What is asked:
Copy out each line of the listing that has the word "label" in it.

Rows:

━━━

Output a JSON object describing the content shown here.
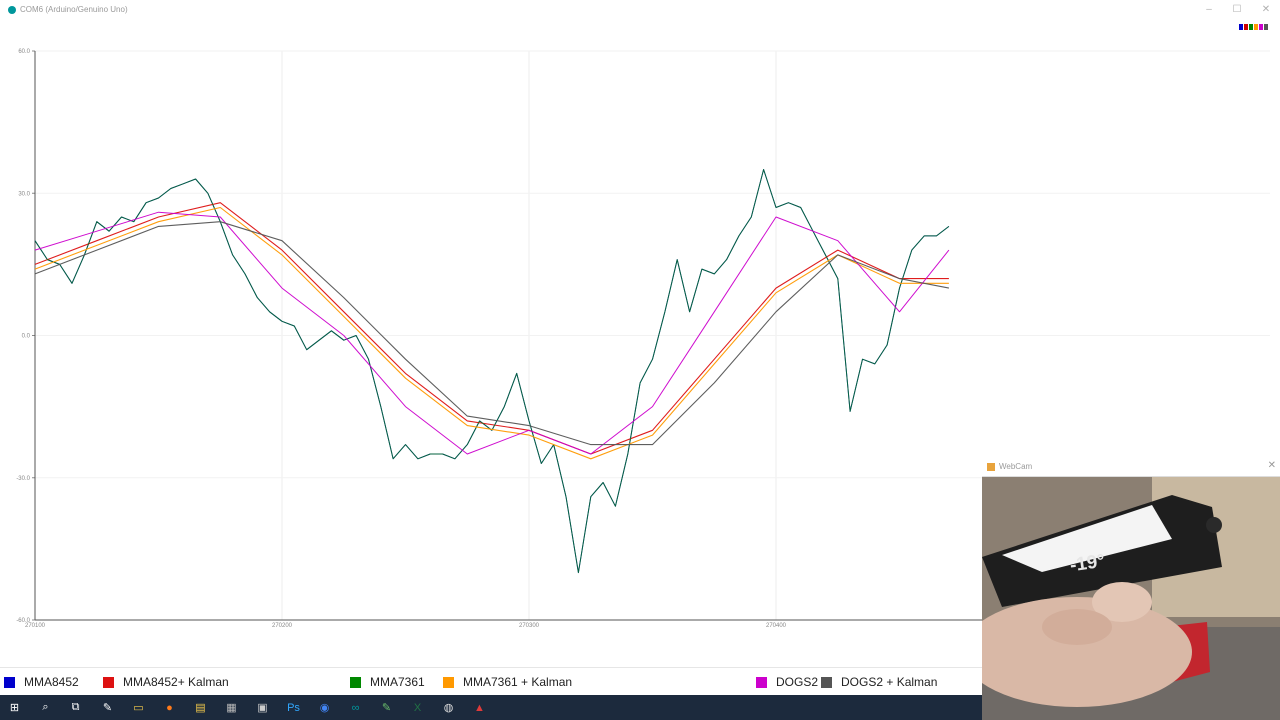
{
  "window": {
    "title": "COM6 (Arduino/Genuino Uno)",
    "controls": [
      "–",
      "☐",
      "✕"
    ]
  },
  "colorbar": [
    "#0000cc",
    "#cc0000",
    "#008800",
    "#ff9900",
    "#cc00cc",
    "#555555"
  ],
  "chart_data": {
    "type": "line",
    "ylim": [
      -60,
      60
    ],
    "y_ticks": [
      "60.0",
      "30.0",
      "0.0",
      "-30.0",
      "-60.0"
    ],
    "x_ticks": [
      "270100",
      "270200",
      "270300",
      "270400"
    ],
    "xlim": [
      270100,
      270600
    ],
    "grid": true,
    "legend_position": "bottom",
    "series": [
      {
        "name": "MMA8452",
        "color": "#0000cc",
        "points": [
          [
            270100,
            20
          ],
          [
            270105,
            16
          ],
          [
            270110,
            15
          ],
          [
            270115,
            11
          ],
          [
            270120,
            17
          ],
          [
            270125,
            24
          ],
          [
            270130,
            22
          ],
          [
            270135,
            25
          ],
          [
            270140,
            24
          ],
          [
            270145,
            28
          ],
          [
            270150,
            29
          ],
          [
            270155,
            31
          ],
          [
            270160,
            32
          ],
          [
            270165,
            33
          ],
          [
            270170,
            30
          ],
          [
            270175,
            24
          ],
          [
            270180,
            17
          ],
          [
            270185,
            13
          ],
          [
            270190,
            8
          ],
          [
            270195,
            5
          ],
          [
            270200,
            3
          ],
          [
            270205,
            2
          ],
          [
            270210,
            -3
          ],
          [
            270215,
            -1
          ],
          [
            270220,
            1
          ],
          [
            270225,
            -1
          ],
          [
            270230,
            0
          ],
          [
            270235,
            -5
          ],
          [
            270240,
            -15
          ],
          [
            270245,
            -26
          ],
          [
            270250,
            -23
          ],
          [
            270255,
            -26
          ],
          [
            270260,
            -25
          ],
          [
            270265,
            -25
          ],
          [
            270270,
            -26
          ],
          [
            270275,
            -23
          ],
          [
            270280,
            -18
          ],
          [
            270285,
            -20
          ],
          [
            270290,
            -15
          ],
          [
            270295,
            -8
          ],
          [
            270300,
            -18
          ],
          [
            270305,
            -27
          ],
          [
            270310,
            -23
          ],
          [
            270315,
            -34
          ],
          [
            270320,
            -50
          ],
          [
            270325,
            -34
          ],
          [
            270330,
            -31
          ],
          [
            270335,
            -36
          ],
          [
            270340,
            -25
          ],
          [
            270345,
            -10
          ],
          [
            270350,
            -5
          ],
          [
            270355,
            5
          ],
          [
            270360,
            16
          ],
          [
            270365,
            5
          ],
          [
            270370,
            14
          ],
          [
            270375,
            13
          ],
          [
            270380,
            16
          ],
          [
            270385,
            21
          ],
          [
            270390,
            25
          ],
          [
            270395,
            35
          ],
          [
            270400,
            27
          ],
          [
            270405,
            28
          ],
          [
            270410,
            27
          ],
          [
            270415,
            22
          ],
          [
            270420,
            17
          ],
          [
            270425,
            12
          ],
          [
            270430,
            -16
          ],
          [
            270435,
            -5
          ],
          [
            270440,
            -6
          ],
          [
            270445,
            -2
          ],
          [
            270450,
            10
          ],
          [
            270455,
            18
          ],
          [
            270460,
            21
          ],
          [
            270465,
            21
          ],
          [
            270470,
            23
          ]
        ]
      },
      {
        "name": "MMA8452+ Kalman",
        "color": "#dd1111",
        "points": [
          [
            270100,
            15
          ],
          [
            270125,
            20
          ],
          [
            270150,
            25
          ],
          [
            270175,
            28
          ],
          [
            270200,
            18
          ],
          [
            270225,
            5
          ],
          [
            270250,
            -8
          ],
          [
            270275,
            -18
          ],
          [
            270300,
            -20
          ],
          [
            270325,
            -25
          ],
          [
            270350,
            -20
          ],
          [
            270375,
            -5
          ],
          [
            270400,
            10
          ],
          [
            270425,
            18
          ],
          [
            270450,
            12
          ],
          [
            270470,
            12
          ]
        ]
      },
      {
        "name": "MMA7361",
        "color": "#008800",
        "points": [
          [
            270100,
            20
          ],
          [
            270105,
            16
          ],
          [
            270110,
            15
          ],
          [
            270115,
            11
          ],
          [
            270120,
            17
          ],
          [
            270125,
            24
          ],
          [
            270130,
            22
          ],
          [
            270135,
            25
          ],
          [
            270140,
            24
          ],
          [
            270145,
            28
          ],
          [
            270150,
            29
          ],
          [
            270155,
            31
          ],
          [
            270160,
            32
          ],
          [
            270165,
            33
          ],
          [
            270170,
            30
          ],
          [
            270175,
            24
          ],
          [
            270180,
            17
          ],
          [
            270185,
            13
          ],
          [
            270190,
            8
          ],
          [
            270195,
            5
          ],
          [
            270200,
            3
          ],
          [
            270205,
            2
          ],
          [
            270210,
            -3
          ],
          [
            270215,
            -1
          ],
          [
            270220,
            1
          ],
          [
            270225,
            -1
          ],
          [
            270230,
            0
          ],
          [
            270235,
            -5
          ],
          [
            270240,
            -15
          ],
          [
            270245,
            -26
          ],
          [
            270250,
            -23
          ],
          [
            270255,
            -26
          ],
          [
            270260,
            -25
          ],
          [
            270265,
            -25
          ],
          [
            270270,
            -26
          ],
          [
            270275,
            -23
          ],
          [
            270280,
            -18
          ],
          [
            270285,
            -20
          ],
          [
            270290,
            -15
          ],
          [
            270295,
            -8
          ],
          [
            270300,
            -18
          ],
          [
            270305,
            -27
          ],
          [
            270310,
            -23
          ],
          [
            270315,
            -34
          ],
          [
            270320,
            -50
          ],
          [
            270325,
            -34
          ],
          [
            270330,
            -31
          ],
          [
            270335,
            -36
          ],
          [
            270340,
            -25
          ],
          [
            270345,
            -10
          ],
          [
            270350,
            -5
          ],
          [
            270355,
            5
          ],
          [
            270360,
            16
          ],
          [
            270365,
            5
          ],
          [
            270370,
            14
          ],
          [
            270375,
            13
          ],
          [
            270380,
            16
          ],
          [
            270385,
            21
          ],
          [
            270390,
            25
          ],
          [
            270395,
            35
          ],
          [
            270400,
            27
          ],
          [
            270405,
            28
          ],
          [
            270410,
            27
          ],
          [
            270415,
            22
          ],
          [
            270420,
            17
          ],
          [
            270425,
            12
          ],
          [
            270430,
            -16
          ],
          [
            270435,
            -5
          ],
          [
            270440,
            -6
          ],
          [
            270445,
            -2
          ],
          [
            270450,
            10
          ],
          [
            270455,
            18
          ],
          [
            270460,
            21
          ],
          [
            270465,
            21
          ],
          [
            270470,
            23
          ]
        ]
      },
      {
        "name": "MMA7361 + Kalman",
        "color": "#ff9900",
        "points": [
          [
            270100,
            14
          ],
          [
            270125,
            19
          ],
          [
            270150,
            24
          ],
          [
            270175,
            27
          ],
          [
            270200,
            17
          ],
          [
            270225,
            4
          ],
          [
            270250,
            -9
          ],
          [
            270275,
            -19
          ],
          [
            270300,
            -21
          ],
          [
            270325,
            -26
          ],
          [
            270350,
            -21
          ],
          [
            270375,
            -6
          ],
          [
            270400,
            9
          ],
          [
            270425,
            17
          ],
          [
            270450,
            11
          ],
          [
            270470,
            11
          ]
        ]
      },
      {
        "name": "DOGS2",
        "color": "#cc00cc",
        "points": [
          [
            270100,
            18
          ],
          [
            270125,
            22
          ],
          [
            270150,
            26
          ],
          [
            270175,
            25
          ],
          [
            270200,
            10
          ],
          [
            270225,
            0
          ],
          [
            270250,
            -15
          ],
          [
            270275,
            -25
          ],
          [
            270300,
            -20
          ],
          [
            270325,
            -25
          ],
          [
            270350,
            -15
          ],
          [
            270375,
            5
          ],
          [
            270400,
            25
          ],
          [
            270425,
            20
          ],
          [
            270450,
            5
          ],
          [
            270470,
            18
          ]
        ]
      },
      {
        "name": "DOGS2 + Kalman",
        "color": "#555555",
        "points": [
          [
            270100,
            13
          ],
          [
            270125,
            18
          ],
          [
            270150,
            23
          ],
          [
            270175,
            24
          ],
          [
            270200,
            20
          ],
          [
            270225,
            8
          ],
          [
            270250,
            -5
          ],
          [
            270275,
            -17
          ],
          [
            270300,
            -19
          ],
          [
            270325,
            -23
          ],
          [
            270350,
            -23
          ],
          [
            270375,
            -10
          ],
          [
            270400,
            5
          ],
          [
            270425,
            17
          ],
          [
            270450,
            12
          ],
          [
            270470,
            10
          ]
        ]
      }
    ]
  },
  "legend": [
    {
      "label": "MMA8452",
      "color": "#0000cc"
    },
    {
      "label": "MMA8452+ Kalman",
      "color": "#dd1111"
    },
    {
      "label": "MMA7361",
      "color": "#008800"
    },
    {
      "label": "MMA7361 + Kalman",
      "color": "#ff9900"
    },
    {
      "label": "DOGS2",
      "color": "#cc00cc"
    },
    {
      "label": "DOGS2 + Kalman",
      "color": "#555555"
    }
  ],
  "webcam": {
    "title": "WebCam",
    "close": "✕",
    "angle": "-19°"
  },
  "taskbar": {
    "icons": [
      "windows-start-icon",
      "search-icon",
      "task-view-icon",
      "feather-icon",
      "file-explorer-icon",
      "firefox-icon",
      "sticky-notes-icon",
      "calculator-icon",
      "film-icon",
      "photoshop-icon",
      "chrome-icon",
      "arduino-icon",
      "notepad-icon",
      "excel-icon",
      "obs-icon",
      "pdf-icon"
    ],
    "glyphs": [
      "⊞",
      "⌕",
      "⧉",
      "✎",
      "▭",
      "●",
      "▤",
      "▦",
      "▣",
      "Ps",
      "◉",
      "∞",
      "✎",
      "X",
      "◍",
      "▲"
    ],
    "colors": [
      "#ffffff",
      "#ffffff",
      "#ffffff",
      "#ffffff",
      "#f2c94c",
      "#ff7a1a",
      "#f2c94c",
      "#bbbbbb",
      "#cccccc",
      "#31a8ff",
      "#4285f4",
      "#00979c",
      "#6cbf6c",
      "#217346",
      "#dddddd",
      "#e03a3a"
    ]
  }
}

━━━

Response:
      "label": "MMA8452",
      "label": "MMA8452+ Kalman",
      "label": "MMA7361",
      "label": "MMA7361 + Kalman",
      "label": "DOGS2",
      "label": "DOGS2 + Kalman",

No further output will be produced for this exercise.